** TASK DIRECTIONS **
Across all the lines below, how many contain the string "Menu"? Please reply with the number only.

** EXTRACTED MATERIAL **

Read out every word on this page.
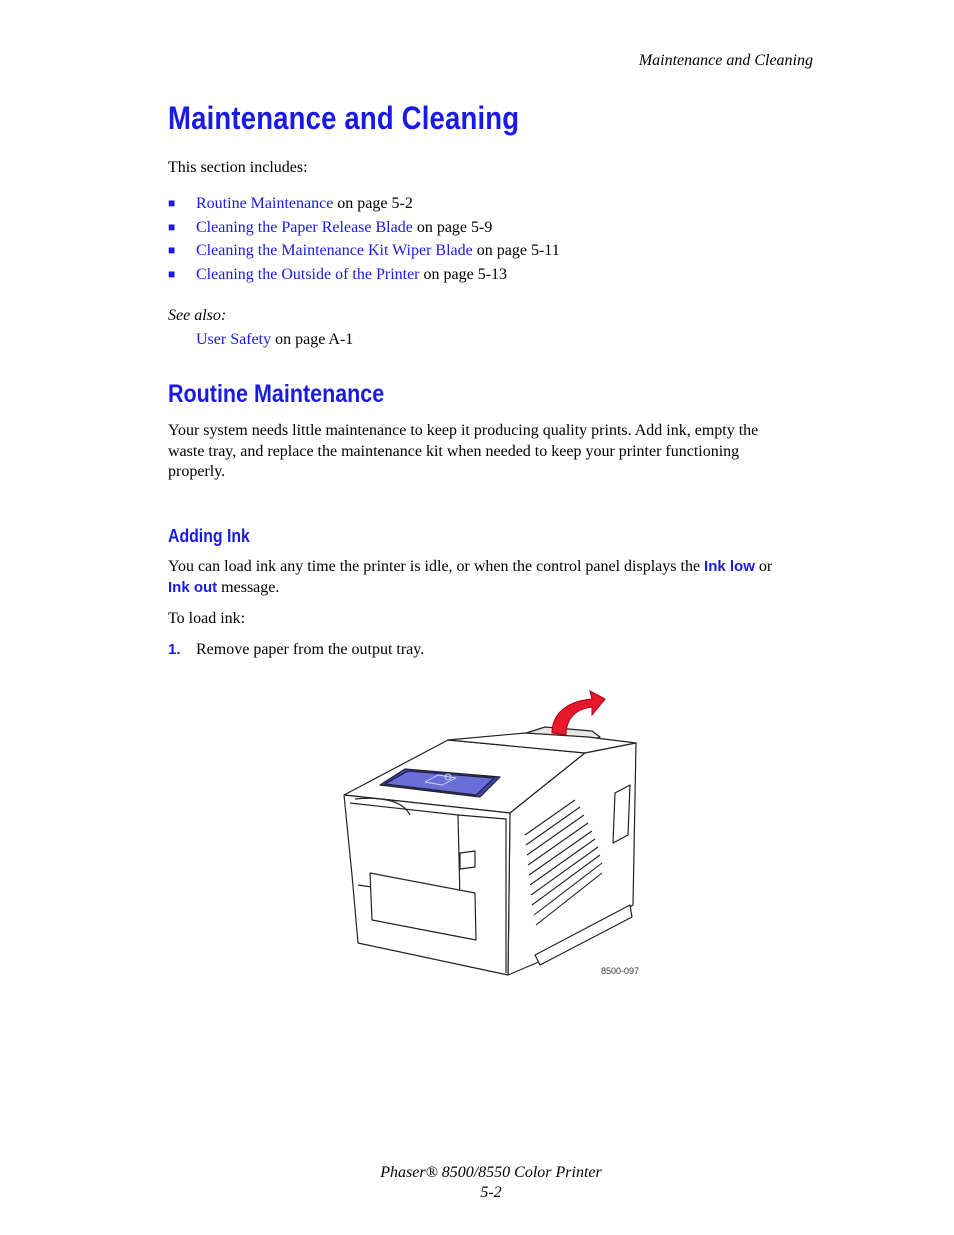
Maintenance and Cleaning
Maintenance and Cleaning
This section includes:
■ Routine Maintenance on page 5-2
■ Cleaning the Paper Release Blade on page 5-9
■ Cleaning the Maintenance Kit Wiper Blade on page 5-11
■ Cleaning the Outside of the Printer on page 5-13
See also:
User Safety on page A-1
Routine Maintenance
Your system needs little maintenance to keep it producing quality prints. Add ink, empty the
waste tray, and replace the maintenance kit when needed to keep your printer functioning
properly.
Adding Ink
You can load ink any time the printer is idle, or when the control panel displays the Ink low or
Ink out message.
To load ink:
1. Remove paper from the output tray.
8500-097
Phaser® 8500/8550 Color Printer
5-2
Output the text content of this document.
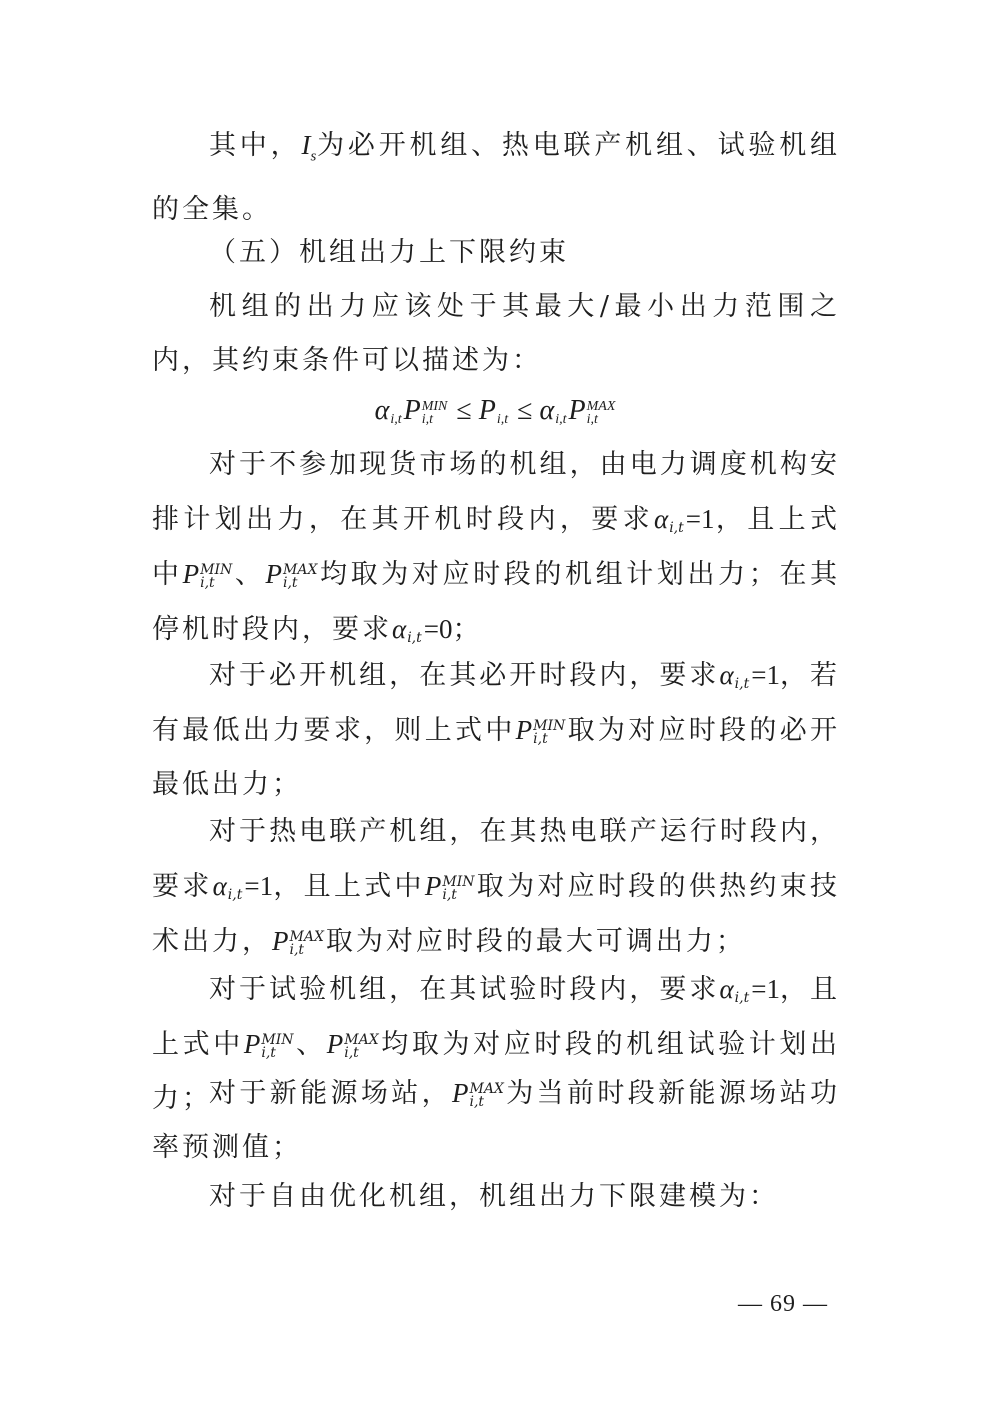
其中，$I_s$为必开机组、热电联产机组、试验机组的全集。

（五）机组出力上下限约束

机组的出力应该处于其最大/最小出力范围之内，其约束条件可以描述为：

α
i,t P MIN
i,t ≤ P
i,t ≤ α
i,t P MAX
i,t

对于不参加现货市场的机组，由电力调度机构安排计划出力，在其开机时段内，要求α
i,t =1，且上式中P MIN
i,t 、P MAX
i,t 均取为对应时段的机组计划出力；在其停机时段内，要求α
i,t =0；

对于必开机组，在其必开时段内，要求α
i,t =1，若有最低出力要求，则上式中P MIN
i,t 取为对应时段的必开最低出力；

对于热电联产机组，在其热电联产运行时段内，要求α
i,t =1，且上式中P MIN
i,t 取为对应时段的供热约束技术出力，P MAX
i,t 取为对应时段的最大可调出力；

对于试验机组，在其试验时段内，要求α
i,t =1，且上式中P MIN
i,t 、P MAX
i,t 均取为对应时段的机组试验计划出力；

对于新能源场站，P MAX
i,t 为当前时段新能源场站功率预测值；

对于自由优化机组，机组出力下限建模为：

— 69 —
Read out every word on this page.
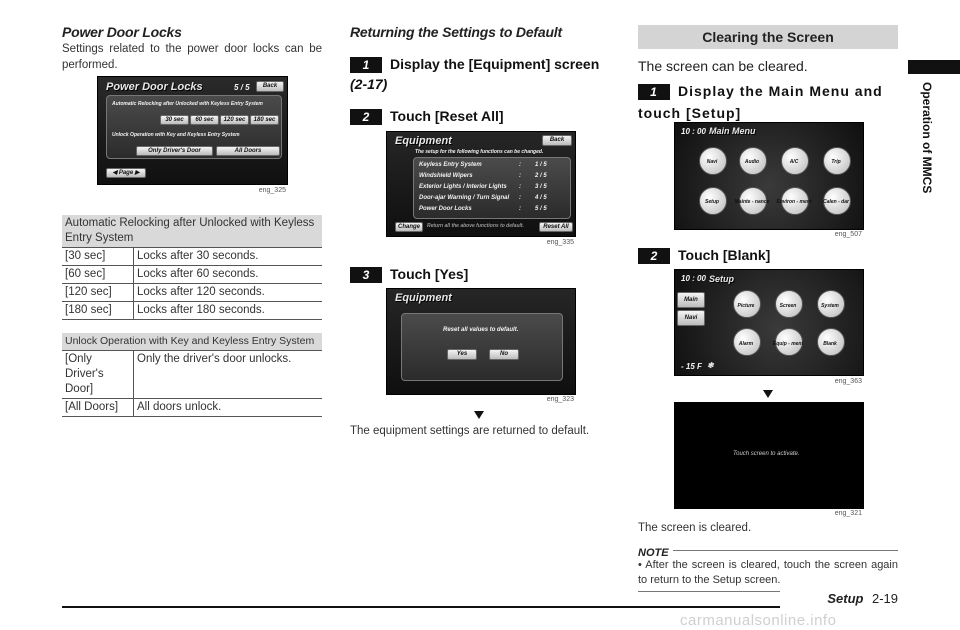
Operation of MMCS
Power Door Locks
Settings related to the power door locks can be performed.
Power Door Locks	5 / 5	Back
Automatic Relocking after Unlocked with Keyless Entry System
Unlock Operation with Key and Keyless Entry System
Only Driver's Door	All Doors
◀ Page ▶
30 sec	60 sec	120 sec	180 sec
eng_325
Automatic Relocking after Unlocked with Keyless Entry System	
[30 sec]	Locks after 30 seconds.
[60 sec]	Locks after 60 seconds.
[120 sec]	Locks after 120 seconds.
[180 sec]	Locks after 180 seconds.
Unlock Operation with Key and Keyless Entry System	
[Only Driver's Door]	Only the driver's door unlocks.
[All Doors]	All doors unlock.
Returning the Settings to Default
1 Display the [Equipment] screen
(2-17)
2 Touch [Reset All]
Equipment	Back
The setup for the following functions can be changed.
Change	Return all the above functions to default.	Reset All
Keyless Entry System	: 1 / 5
Windshield Wipers	: 2 / 5
Exterior Lights / Interior Lights : 3 / 5
Door-ajar Warning / Turn Signal : 4 / 5
Power Door Locks	: 5 / 5
eng_335
3 Touch [Yes]
Equipment
Reset all values to default.
Yes	No
eng_323
The equipment settings are returned to default.
Clearing the Screen
The screen can be cleared.
1 Display the Main Menu and touch [Setup]
10 : 00 Main Menu
Navi	Audio	A/C	Trip
Setup	Mainte - nance	Environ - ment	Calen - dar
eng_507
2 Touch [Blank]
10 : 00 Setup
Main
Navi
- 15 F ❄
Picture	Screen	System
Alarm	Equip - ment	Blank
eng_363
Touch screen to activate.
eng_321
The screen is cleared.
NOTE
• After the screen is cleared, touch the screen again to return to the Setup screen.
Setup 2-19
carmanualsonline.info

** ANSWER TO THIS EXERCISE **
2